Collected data

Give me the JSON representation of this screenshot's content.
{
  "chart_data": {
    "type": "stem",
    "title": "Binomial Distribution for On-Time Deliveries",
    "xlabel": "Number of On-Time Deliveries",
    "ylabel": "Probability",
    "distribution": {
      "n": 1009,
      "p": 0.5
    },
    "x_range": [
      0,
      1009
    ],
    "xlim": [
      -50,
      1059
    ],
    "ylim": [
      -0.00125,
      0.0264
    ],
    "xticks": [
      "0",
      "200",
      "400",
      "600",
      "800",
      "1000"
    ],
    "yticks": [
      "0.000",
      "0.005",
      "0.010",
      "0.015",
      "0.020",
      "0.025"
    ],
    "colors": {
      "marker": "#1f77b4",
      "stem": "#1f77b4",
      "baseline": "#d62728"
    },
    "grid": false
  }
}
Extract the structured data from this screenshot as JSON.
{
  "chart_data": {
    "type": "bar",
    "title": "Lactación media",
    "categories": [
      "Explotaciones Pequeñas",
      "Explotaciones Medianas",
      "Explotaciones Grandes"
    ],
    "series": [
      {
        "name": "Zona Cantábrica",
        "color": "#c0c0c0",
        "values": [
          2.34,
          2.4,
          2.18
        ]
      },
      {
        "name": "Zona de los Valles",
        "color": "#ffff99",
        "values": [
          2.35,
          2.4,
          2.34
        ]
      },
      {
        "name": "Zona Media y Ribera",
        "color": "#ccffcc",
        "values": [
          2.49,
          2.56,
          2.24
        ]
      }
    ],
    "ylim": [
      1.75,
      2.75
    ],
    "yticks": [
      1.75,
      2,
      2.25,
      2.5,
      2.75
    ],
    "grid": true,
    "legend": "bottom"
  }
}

*THE PROBLEM*: Transcribe each entry exactly.

*RESULT FOR THIS TASK*:
Give me the JSON representation of this screenshot's content.
{
  "chart_data": {
    "type": "stem",
    "title": "Binomial Distribution for On-Time Deliveries",
    "xlabel": "Number of On-Time Deliveries",
    "ylabel": "Probability",
    "distribution": {
      "n": 1009,
      "p": 0.5
    },
    "x_range": [
      0,
      1009
    ],
    "xlim": [
      -50,
      1059
    ],
    "ylim": [
      -0.00125,
      0.0264
    ],
    "xticks": [
      "0",
      "200",
      "400",
      "600",
      "800",
      "1000"
    ],
    "yticks": [
      "0.000",
      "0.005",
      "0.010",
      "0.015",
      "0.020",
      "0.025"
    ],
    "colors": {
      "marker": "#1f77b4",
      "stem": "#1f77b4",
      "baseline": "#d62728"
    },
    "grid": false
  }
}
Extract the structured data from this screenshot as JSON.
{
  "chart_data": {
    "type": "bar",
    "title": "Lactación media",
    "categories": [
      "Explotaciones Pequeñas",
      "Explotaciones Medianas",
      "Explotaciones Grandes"
    ],
    "series": [
      {
        "name": "Zona Cantábrica",
        "color": "#c0c0c0",
        "values": [
          2.34,
          2.4,
          2.18
        ]
      },
      {
        "name": "Zona de los Valles",
        "color": "#ffff99",
        "values": [
          2.35,
          2.4,
          2.34
        ]
      },
      {
        "name": "Zona Media y Ribera",
        "color": "#ccffcc",
        "values": [
          2.49,
          2.56,
          2.24
        ]
      }
    ],
    "ylim": [
      1.75,
      2.75
    ],
    "yticks": [
      1.75,
      2,
      2.25,
      2.5,
      2.75
    ],
    "grid": true,
    "legend": "bottom"
  }
}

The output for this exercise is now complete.